▶ Schriftelijk verzoek
Werk het onderstaande materiaal bij door overal "Application submitted" te vervangen door "Application received". Laat al het overige ongewijzigd.

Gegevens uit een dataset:
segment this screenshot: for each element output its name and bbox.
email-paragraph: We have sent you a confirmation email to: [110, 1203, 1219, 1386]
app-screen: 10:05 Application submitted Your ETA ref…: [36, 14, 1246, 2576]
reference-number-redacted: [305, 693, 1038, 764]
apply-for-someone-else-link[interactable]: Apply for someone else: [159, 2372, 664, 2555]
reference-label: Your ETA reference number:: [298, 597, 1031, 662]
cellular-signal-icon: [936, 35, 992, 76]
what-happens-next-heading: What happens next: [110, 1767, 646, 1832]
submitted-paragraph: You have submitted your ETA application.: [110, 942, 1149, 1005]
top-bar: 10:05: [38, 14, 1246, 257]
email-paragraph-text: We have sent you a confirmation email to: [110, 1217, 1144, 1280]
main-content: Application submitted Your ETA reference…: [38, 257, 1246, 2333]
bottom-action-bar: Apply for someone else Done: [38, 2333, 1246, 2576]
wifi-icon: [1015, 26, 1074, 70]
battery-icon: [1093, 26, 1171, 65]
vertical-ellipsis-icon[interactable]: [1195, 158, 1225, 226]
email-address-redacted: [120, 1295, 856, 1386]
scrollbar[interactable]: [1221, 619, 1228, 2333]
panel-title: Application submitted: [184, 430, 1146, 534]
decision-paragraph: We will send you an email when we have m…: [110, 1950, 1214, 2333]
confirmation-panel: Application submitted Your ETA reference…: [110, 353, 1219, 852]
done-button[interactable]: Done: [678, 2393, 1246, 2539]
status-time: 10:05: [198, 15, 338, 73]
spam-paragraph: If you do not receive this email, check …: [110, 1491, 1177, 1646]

▶ Volledig antwoord
segment this screenshot: for each element output its name and bbox.
email-paragraph: We have sent you a confirmation email to: [110, 1203, 1219, 1386]
app-screen: 10:05 Application received Your ETA ref…: [36, 14, 1246, 2576]
reference-number-redacted: [305, 693, 1038, 764]
apply-for-someone-else-link[interactable]: Apply for someone else: [159, 2372, 664, 2555]
reference-label: Your ETA reference number:: [298, 597, 1031, 662]
cellular-signal-icon: [936, 35, 992, 76]
what-happens-next-heading: What happens next: [110, 1767, 646, 1832]
submitted-paragraph: You have submitted your ETA application.: [110, 942, 1149, 1005]
top-bar: 10:05: [38, 14, 1246, 257]
email-paragraph-text: We have sent you a confirmation email to: [110, 1217, 1144, 1280]
main-content: Application received Your ETA reference…: [38, 257, 1246, 2333]
bottom-action-bar: Apply for someone else Done: [38, 2333, 1246, 2576]
wifi-icon: [1015, 26, 1074, 70]
battery-icon: [1093, 26, 1171, 65]
vertical-ellipsis-icon[interactable]: [1195, 158, 1225, 226]
email-address-redacted: [120, 1295, 856, 1386]
scrollbar[interactable]: [1221, 619, 1228, 2333]
panel-title: Application received: [184, 430, 1146, 534]
decision-paragraph: We will send you an email when we have m…: [110, 1950, 1214, 2333]
confirmation-panel: Application received Your ETA reference…: [110, 353, 1219, 852]
done-button[interactable]: Done: [678, 2393, 1246, 2539]
status-time: 10:05: [198, 15, 338, 73]
spam-paragraph: If you do not receive this email, check …: [110, 1491, 1177, 1646]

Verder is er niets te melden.